▶ Requirement
Look through the listing for the word "women". Copy each line that has it.

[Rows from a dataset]
══════

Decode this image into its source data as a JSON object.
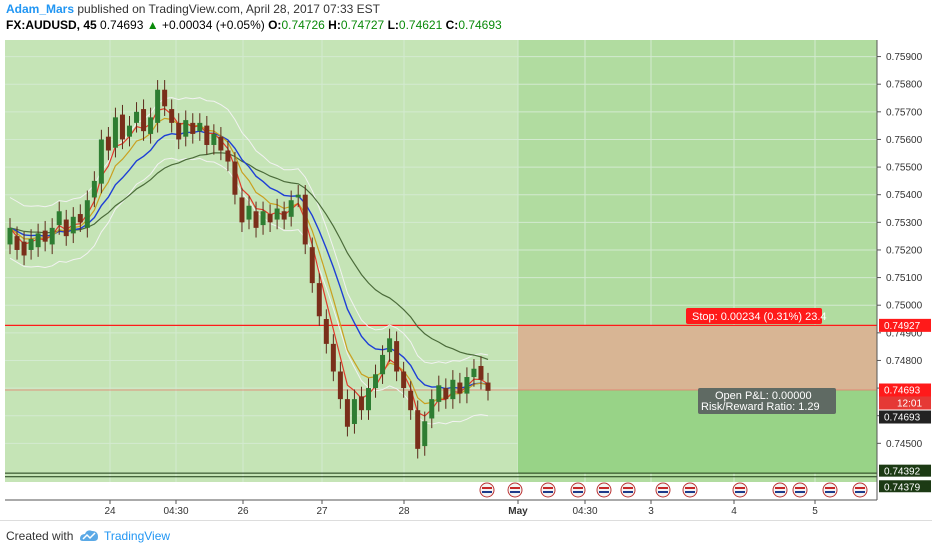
{
  "header": {
    "author": "Adam_Mars",
    "published_text": " published on TradingView.com, April 28, 2017 07:33 EST",
    "symbol": "FX:AUDUSD, 45",
    "last": "0.74693",
    "change": "+0.00034 (+0.05%)",
    "o_label": "O:",
    "o": "0.74726",
    "h_label": "H:",
    "h": "0.74727",
    "l_label": "L:",
    "l": "0.74621",
    "c_label": "C:",
    "c": "0.74693"
  },
  "footer": {
    "created": "Created with",
    "brand": "TradingView"
  },
  "colors": {
    "plot_bg": "#c5e4b6",
    "future_bg": "#b1dca0",
    "stop_zone": "#d8b594",
    "target_zone": "#98d387",
    "stop_line": "#ff1a1a",
    "ema_fast": "#e03a2a",
    "ema_mid": "#c9a020",
    "ema_blue": "#1e3fd6",
    "ema_slow": "#4b6b3a",
    "bollinger": "#f2f2f2"
  },
  "chart_data": {
    "type": "candlestick",
    "symbol": "FX:AUDUSD",
    "ylim": [
      0.7436,
      0.7596
    ],
    "y_ticks": [
      "0.75900",
      "0.75800",
      "0.75700",
      "0.75600",
      "0.75500",
      "0.75400",
      "0.75300",
      "0.75200",
      "0.75100",
      "0.75000",
      "0.74900",
      "0.74800",
      "0.74700",
      "0.74600",
      "0.74500"
    ],
    "x_ticks": [
      "24",
      "04:30",
      "26",
      "27",
      "28",
      "May",
      "04:30",
      "3",
      "4",
      "5"
    ],
    "price_labels": {
      "stop": "0.74927",
      "last": "0.74693",
      "countdown": "12:01",
      "current": "0.74693",
      "low1": "0.74392",
      "low2": "0.74379"
    },
    "position": {
      "stop_label": "Stop: 0.00234 (0.31%) 23.4",
      "pnl_label": "Open P&L: 0.00000",
      "rr_label": "Risk/Reward Ratio: 1.29",
      "entry": 0.74693,
      "stop": 0.74927,
      "target": 0.74392
    },
    "horizontal_lines": [
      0.74927,
      0.74392,
      0.74379
    ],
    "series_points": [
      [
        0.7522,
        0.7528
      ],
      [
        0.7525,
        0.752
      ],
      [
        0.7523,
        0.7518
      ],
      [
        0.752,
        0.7524
      ],
      [
        0.7521,
        0.7526
      ],
      [
        0.7527,
        0.7523
      ],
      [
        0.7522,
        0.7528
      ],
      [
        0.7529,
        0.7534
      ],
      [
        0.7531,
        0.7525
      ],
      [
        0.7526,
        0.7532
      ],
      [
        0.7533,
        0.753
      ],
      [
        0.7528,
        0.7538
      ],
      [
        0.7539,
        0.7545
      ],
      [
        0.7544,
        0.756
      ],
      [
        0.7561,
        0.7556
      ],
      [
        0.7557,
        0.7568
      ],
      [
        0.7569,
        0.756
      ],
      [
        0.7561,
        0.7565
      ],
      [
        0.7566,
        0.757
      ],
      [
        0.7571,
        0.7563
      ],
      [
        0.7562,
        0.7568
      ],
      [
        0.7566,
        0.7578
      ],
      [
        0.7578,
        0.7572
      ],
      [
        0.7571,
        0.7566
      ],
      [
        0.7566,
        0.756
      ],
      [
        0.7561,
        0.7567
      ],
      [
        0.7566,
        0.7562
      ],
      [
        0.7563,
        0.7566
      ],
      [
        0.7565,
        0.7558
      ],
      [
        0.7558,
        0.7562
      ],
      [
        0.7561,
        0.7556
      ],
      [
        0.7556,
        0.7552
      ],
      [
        0.7552,
        0.754
      ],
      [
        0.7539,
        0.753
      ],
      [
        0.7531,
        0.7536
      ],
      [
        0.7534,
        0.7528
      ],
      [
        0.7529,
        0.7534
      ],
      [
        0.7533,
        0.753
      ],
      [
        0.7531,
        0.7535
      ],
      [
        0.7534,
        0.7531
      ],
      [
        0.7532,
        0.7538
      ],
      [
        0.7539,
        0.754
      ],
      [
        0.754,
        0.7522
      ],
      [
        0.7521,
        0.7508
      ],
      [
        0.7508,
        0.7496
      ],
      [
        0.7495,
        0.7486
      ],
      [
        0.7486,
        0.7476
      ],
      [
        0.7476,
        0.7466
      ],
      [
        0.7466,
        0.7456
      ],
      [
        0.7457,
        0.7466
      ],
      [
        0.7467,
        0.7462
      ],
      [
        0.7462,
        0.747
      ],
      [
        0.747,
        0.7475
      ],
      [
        0.7475,
        0.7482
      ],
      [
        0.7483,
        0.7488
      ],
      [
        0.7487,
        0.7476
      ],
      [
        0.7476,
        0.747
      ],
      [
        0.7469,
        0.7462
      ],
      [
        0.7462,
        0.7448
      ],
      [
        0.7449,
        0.7458
      ],
      [
        0.7459,
        0.7466
      ],
      [
        0.7465,
        0.7471
      ],
      [
        0.747,
        0.7466
      ],
      [
        0.7466,
        0.7473
      ],
      [
        0.7472,
        0.7468
      ],
      [
        0.7468,
        0.7474
      ],
      [
        0.7474,
        0.7477
      ],
      [
        0.7478,
        0.7473
      ],
      [
        0.7472,
        0.7469
      ]
    ]
  }
}
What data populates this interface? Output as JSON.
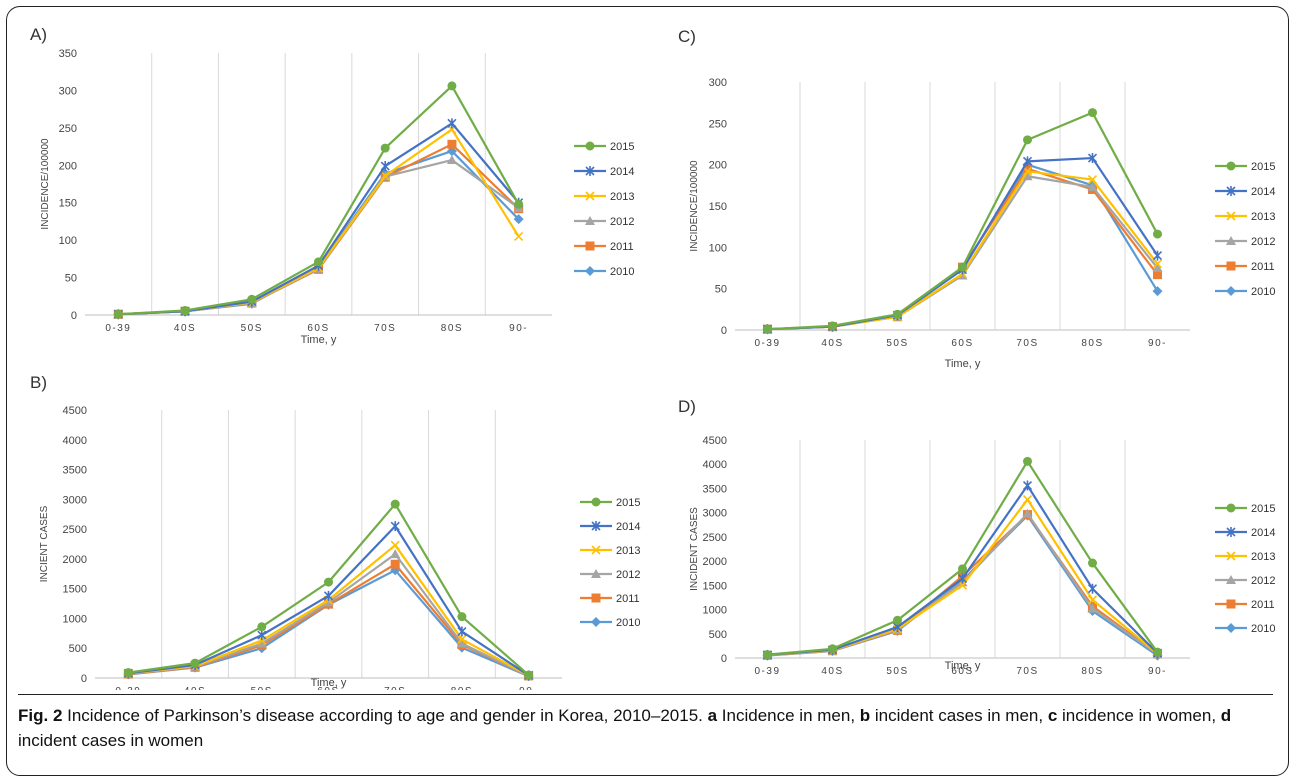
{
  "caption": {
    "label": "Fig. 2",
    "title": " Incidence of Parkinson’s disease according to age and gender in Korea, 2010–2015. ",
    "parts": [
      {
        "letter": "a",
        "text": " Incidence in men, "
      },
      {
        "letter": "b",
        "text": " incident cases in men, "
      },
      {
        "letter": "c",
        "text": " incidence in women, "
      },
      {
        "letter": "d",
        "text": " incident cases in women"
      }
    ]
  },
  "colors": {
    "2015": "#70AD47",
    "2014": "#4472C4",
    "2013": "#FFC000",
    "2012": "#A5A5A5",
    "2011": "#ED7D31",
    "2010": "#5B9BD5"
  },
  "chart_data": [
    {
      "panel": "A)",
      "type": "line",
      "categories": [
        "0-39",
        "40S",
        "50S",
        "60S",
        "70S",
        "80S",
        "90-"
      ],
      "ylabel": "INCIDENCE/100000",
      "xlabel": "Time, y",
      "ylim": [
        0,
        350
      ],
      "yticks": [
        0,
        50,
        100,
        150,
        200,
        250,
        300,
        350
      ],
      "grid": "vertical",
      "legend": "right",
      "series": [
        {
          "name": "2015",
          "marker": "circle",
          "values": [
            1,
            6,
            21,
            71,
            223,
            306,
            148
          ]
        },
        {
          "name": "2014",
          "marker": "star",
          "values": [
            1,
            5,
            18,
            66,
            199,
            256,
            150
          ]
        },
        {
          "name": "2013",
          "marker": "x",
          "values": [
            1,
            5,
            17,
            63,
            186,
            248,
            105
          ]
        },
        {
          "name": "2012",
          "marker": "triangle",
          "values": [
            1,
            5,
            16,
            62,
            185,
            207,
            143
          ]
        },
        {
          "name": "2011",
          "marker": "square",
          "values": [
            1,
            5,
            16,
            61,
            184,
            228,
            142
          ]
        },
        {
          "name": "2010",
          "marker": "diamond",
          "values": [
            1,
            5,
            15,
            64,
            189,
            219,
            128
          ]
        }
      ]
    },
    {
      "panel": "B)",
      "type": "line",
      "categories": [
        "0-39",
        "40S",
        "50S",
        "60S",
        "70S",
        "80S",
        "90-"
      ],
      "ylabel": "INCIENT CASES",
      "xlabel": "Time, y",
      "ylim": [
        0,
        4500
      ],
      "yticks": [
        0,
        500,
        1000,
        1500,
        2000,
        2500,
        3000,
        3500,
        4000,
        4500
      ],
      "grid": "vertical",
      "legend": "right",
      "series": [
        {
          "name": "2015",
          "marker": "circle",
          "values": [
            90,
            250,
            860,
            1610,
            2920,
            1030,
            50
          ]
        },
        {
          "name": "2014",
          "marker": "star",
          "values": [
            80,
            220,
            720,
            1380,
            2550,
            780,
            45
          ]
        },
        {
          "name": "2013",
          "marker": "x",
          "values": [
            75,
            200,
            630,
            1310,
            2230,
            650,
            40
          ]
        },
        {
          "name": "2012",
          "marker": "triangle",
          "values": [
            70,
            190,
            580,
            1270,
            2080,
            580,
            35
          ]
        },
        {
          "name": "2011",
          "marker": "square",
          "values": [
            65,
            180,
            550,
            1240,
            1910,
            560,
            35
          ]
        },
        {
          "name": "2010",
          "marker": "diamond",
          "values": [
            60,
            175,
            500,
            1230,
            1810,
            510,
            30
          ]
        }
      ]
    },
    {
      "panel": "C)",
      "type": "line",
      "categories": [
        "0-39",
        "40S",
        "50S",
        "60S",
        "70S",
        "80S",
        "90-"
      ],
      "ylabel": "INCIDENCE/100000",
      "xlabel": "Time, y",
      "ylim": [
        0,
        300
      ],
      "yticks": [
        0,
        50,
        100,
        150,
        200,
        250,
        300
      ],
      "grid": "vertical",
      "legend": "right",
      "series": [
        {
          "name": "2015",
          "marker": "circle",
          "values": [
            1,
            5,
            19,
            76,
            230,
            263,
            116
          ]
        },
        {
          "name": "2014",
          "marker": "star",
          "values": [
            1,
            4,
            18,
            73,
            204,
            208,
            90
          ]
        },
        {
          "name": "2013",
          "marker": "x",
          "values": [
            1,
            4,
            16,
            68,
            192,
            182,
            80
          ]
        },
        {
          "name": "2012",
          "marker": "triangle",
          "values": [
            1,
            4,
            16,
            66,
            186,
            173,
            75
          ]
        },
        {
          "name": "2011",
          "marker": "square",
          "values": [
            1,
            4,
            16,
            76,
            195,
            170,
            67
          ]
        },
        {
          "name": "2010",
          "marker": "diamond",
          "values": [
            1,
            4,
            17,
            74,
            200,
            175,
            47
          ]
        }
      ]
    },
    {
      "panel": "D)",
      "type": "line",
      "categories": [
        "0-39",
        "40S",
        "50S",
        "60S",
        "70S",
        "80S",
        "90-"
      ],
      "ylabel": "INCIDENT CASES",
      "xlabel": "Time, y",
      "ylim": [
        0,
        4500
      ],
      "yticks": [
        0,
        500,
        1000,
        1500,
        2000,
        2500,
        3000,
        3500,
        4000,
        4500
      ],
      "grid": "vertical",
      "legend": "right",
      "series": [
        {
          "name": "2015",
          "marker": "circle",
          "values": [
            70,
            190,
            780,
            1840,
            4060,
            1960,
            120
          ]
        },
        {
          "name": "2014",
          "marker": "star",
          "values": [
            65,
            170,
            640,
            1640,
            3560,
            1430,
            100
          ]
        },
        {
          "name": "2013",
          "marker": "x",
          "values": [
            60,
            160,
            600,
            1500,
            3270,
            1200,
            90
          ]
        },
        {
          "name": "2012",
          "marker": "triangle",
          "values": [
            55,
            150,
            580,
            1560,
            2980,
            1020,
            80
          ]
        },
        {
          "name": "2011",
          "marker": "square",
          "values": [
            55,
            150,
            570,
            1690,
            2960,
            1070,
            85
          ]
        },
        {
          "name": "2010",
          "marker": "diamond",
          "values": [
            50,
            145,
            560,
            1600,
            2940,
            970,
            50
          ]
        }
      ]
    }
  ]
}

══════

▶ Result for this exercise
        "text": " incidence in women, "
        "text": " incident cases in women"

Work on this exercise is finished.